===== THE INPUT
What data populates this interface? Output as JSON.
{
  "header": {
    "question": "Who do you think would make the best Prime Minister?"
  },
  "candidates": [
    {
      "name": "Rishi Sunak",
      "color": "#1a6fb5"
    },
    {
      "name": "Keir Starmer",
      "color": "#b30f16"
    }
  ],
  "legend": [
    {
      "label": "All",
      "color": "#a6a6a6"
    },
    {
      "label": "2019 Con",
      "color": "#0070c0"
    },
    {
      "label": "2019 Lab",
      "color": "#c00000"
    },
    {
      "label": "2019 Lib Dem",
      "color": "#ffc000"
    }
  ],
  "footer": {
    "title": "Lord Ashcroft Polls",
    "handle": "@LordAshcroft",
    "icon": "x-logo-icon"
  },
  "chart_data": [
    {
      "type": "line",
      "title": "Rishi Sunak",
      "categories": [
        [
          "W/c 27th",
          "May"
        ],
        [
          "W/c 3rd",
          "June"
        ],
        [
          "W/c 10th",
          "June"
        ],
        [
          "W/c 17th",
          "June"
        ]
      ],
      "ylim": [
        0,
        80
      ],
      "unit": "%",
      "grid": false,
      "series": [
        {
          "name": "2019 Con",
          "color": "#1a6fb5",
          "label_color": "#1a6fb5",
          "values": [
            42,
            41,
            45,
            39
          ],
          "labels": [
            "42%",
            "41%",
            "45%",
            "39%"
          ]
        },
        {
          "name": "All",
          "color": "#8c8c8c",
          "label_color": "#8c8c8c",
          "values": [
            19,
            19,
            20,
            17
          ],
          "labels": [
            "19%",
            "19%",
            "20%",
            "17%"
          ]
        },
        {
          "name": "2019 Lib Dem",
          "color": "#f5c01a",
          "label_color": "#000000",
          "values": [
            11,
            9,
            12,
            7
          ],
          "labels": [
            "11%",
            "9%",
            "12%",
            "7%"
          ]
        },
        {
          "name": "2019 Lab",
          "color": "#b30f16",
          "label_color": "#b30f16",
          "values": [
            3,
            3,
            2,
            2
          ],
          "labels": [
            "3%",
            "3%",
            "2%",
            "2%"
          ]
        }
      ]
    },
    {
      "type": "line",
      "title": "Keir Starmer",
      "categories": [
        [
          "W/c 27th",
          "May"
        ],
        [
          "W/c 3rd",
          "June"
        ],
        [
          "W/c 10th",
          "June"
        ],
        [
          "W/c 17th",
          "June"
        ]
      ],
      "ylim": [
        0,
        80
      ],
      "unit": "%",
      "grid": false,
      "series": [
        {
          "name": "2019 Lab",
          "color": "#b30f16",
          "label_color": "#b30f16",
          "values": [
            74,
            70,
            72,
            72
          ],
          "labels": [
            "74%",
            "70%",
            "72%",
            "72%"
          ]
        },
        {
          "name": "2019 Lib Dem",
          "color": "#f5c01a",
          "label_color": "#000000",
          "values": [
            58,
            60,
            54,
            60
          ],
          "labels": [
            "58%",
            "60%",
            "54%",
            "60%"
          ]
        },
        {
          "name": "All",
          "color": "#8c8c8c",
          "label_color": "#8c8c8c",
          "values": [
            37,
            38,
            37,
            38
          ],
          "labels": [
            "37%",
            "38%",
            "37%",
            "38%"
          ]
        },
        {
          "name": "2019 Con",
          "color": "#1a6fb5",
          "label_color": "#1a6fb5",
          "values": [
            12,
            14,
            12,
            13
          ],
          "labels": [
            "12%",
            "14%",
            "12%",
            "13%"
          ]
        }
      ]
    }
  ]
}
==========
Reproduce the material above, every line of it, exactly.

What data populates this interface? Output as JSON.
{
  "header": {
    "question": "Who do you think would make the best Prime Minister?"
  },
  "candidates": [
    {
      "name": "Rishi Sunak",
      "color": "#1a6fb5"
    },
    {
      "name": "Keir Starmer",
      "color": "#b30f16"
    }
  ],
  "legend": [
    {
      "label": "All",
      "color": "#a6a6a6"
    },
    {
      "label": "2019 Con",
      "color": "#0070c0"
    },
    {
      "label": "2019 Lab",
      "color": "#c00000"
    },
    {
      "label": "2019 Lib Dem",
      "color": "#ffc000"
    }
  ],
  "footer": {
    "title": "Lord Ashcroft Polls",
    "handle": "@LordAshcroft",
    "icon": "x-logo-icon"
  },
  "chart_data": [
    {
      "type": "line",
      "title": "Rishi Sunak",
      "categories": [
        [
          "W/c 27th",
          "May"
        ],
        [
          "W/c 3rd",
          "June"
        ],
        [
          "W/c 10th",
          "June"
        ],
        [
          "W/c 17th",
          "June"
        ]
      ],
      "ylim": [
        0,
        80
      ],
      "unit": "%",
      "grid": false,
      "series": [
        {
          "name": "2019 Con",
          "color": "#1a6fb5",
          "label_color": "#1a6fb5",
          "values": [
            42,
            41,
            45,
            39
          ],
          "labels": [
            "42%",
            "41%",
            "45%",
            "39%"
          ]
        },
        {
          "name": "All",
          "color": "#8c8c8c",
          "label_color": "#8c8c8c",
          "values": [
            19,
            19,
            20,
            17
          ],
          "labels": [
            "19%",
            "19%",
            "20%",
            "17%"
          ]
        },
        {
          "name": "2019 Lib Dem",
          "color": "#f5c01a",
          "label_color": "#000000",
          "values": [
            11,
            9,
            12,
            7
          ],
          "labels": [
            "11%",
            "9%",
            "12%",
            "7%"
          ]
        },
        {
          "name": "2019 Lab",
          "color": "#b30f16",
          "label_color": "#b30f16",
          "values": [
            3,
            3,
            2,
            2
          ],
          "labels": [
            "3%",
            "3%",
            "2%",
            "2%"
          ]
        }
      ]
    },
    {
      "type": "line",
      "title": "Keir Starmer",
      "categories": [
        [
          "W/c 27th",
          "May"
        ],
        [
          "W/c 3rd",
          "June"
        ],
        [
          "W/c 10th",
          "June"
        ],
        [
          "W/c 17th",
          "June"
        ]
      ],
      "ylim": [
        0,
        80
      ],
      "unit": "%",
      "grid": false,
      "series": [
        {
          "name": "2019 Lab",
          "color": "#b30f16",
          "label_color": "#b30f16",
          "values": [
            74,
            70,
            72,
            72
          ],
          "labels": [
            "74%",
            "70%",
            "72%",
            "72%"
          ]
        },
        {
          "name": "2019 Lib Dem",
          "color": "#f5c01a",
          "label_color": "#000000",
          "values": [
            58,
            60,
            54,
            60
          ],
          "labels": [
            "58%",
            "60%",
            "54%",
            "60%"
          ]
        },
        {
          "name": "All",
          "color": "#8c8c8c",
          "label_color": "#8c8c8c",
          "values": [
            37,
            38,
            37,
            38
          ],
          "labels": [
            "37%",
            "38%",
            "37%",
            "38%"
          ]
        },
        {
          "name": "2019 Con",
          "color": "#1a6fb5",
          "label_color": "#1a6fb5",
          "values": [
            12,
            14,
            12,
            13
          ],
          "labels": [
            "12%",
            "14%",
            "12%",
            "13%"
          ]
        }
      ]
    }
  ]
}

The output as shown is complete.